- **WRITTEN EXERCISE**: List each line of the data in which the string "продавливание" appears.

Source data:
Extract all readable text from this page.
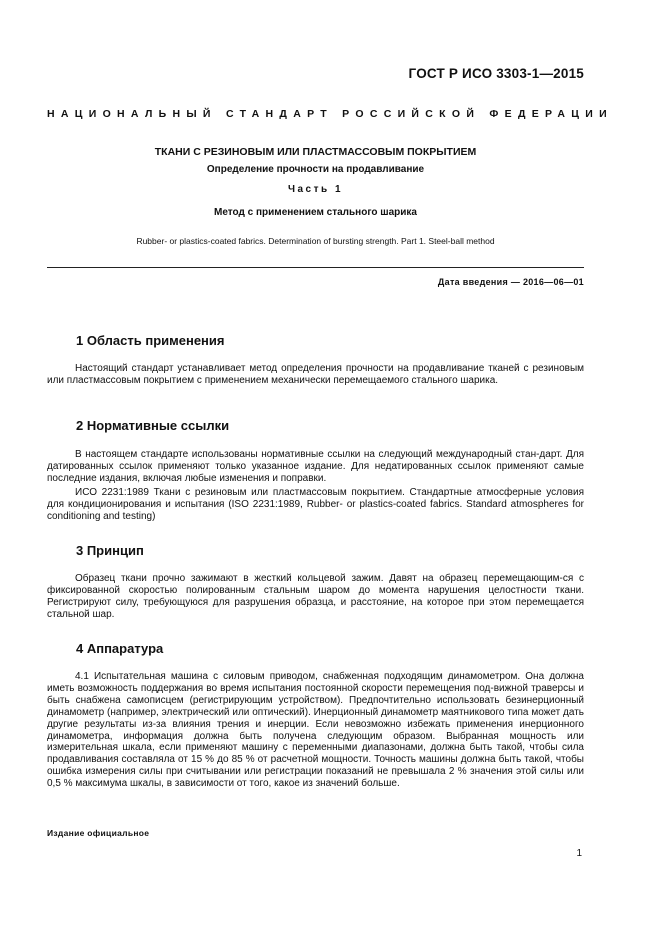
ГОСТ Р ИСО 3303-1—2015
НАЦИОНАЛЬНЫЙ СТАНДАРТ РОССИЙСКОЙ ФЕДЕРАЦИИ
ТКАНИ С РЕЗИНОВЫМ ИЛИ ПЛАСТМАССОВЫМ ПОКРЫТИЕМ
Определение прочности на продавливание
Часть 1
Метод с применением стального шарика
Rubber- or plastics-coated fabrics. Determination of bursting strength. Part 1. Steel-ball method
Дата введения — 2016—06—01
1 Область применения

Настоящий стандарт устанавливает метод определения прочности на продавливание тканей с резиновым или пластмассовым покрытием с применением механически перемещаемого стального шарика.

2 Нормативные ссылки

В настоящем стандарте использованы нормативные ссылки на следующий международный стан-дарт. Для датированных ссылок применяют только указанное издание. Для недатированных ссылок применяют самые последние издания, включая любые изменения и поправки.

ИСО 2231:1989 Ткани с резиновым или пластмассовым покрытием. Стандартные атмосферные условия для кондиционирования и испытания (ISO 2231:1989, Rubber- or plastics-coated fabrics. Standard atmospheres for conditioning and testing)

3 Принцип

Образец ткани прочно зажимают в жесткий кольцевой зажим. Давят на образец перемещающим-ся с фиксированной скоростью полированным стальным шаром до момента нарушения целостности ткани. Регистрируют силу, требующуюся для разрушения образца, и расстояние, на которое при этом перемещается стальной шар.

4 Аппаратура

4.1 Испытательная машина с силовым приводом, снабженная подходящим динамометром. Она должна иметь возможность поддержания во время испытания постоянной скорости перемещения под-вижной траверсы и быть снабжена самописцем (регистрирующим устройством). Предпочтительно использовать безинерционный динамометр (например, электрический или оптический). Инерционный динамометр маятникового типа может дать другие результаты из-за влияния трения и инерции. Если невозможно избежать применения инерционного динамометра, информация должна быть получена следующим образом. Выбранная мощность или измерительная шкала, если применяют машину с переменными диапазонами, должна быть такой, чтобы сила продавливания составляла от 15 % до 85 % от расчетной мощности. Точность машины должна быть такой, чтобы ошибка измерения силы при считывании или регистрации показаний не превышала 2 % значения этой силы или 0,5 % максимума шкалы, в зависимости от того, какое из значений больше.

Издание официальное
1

---

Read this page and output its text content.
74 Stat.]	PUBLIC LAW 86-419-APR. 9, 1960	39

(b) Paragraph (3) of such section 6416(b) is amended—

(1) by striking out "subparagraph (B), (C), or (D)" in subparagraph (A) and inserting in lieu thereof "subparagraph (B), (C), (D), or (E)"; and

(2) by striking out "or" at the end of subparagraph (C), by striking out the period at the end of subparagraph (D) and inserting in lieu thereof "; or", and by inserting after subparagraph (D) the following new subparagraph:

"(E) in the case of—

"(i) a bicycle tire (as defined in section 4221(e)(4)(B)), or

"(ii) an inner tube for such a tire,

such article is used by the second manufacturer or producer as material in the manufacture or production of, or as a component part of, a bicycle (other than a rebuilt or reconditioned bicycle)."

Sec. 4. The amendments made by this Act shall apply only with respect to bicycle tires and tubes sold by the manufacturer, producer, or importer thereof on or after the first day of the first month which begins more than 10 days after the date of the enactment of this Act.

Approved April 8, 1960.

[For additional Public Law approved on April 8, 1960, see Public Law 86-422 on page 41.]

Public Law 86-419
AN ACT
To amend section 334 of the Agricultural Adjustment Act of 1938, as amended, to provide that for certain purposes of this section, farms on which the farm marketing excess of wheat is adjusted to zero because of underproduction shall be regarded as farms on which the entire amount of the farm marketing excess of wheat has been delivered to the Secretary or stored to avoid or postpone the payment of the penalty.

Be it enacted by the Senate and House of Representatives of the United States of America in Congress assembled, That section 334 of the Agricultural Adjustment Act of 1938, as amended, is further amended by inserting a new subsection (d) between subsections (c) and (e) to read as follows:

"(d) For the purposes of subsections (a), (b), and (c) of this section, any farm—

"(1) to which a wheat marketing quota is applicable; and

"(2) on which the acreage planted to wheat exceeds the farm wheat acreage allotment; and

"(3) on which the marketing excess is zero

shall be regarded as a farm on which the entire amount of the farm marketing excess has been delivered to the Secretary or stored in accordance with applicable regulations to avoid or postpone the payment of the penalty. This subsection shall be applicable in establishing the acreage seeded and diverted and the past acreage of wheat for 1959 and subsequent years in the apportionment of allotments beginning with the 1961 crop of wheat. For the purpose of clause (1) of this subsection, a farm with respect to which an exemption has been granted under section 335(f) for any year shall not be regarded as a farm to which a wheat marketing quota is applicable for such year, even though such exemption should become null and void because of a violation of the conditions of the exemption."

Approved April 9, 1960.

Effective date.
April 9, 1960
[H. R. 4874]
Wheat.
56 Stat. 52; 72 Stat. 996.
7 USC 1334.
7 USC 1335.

- **ANSWER TO THIS TASK**:
Определение прочности на продавливание
Настоящий стандарт устанавливает метод определения прочности на продавливание тканей с резиновым или пластмассовым покрытием с применением механически перемещаемого стального шарика.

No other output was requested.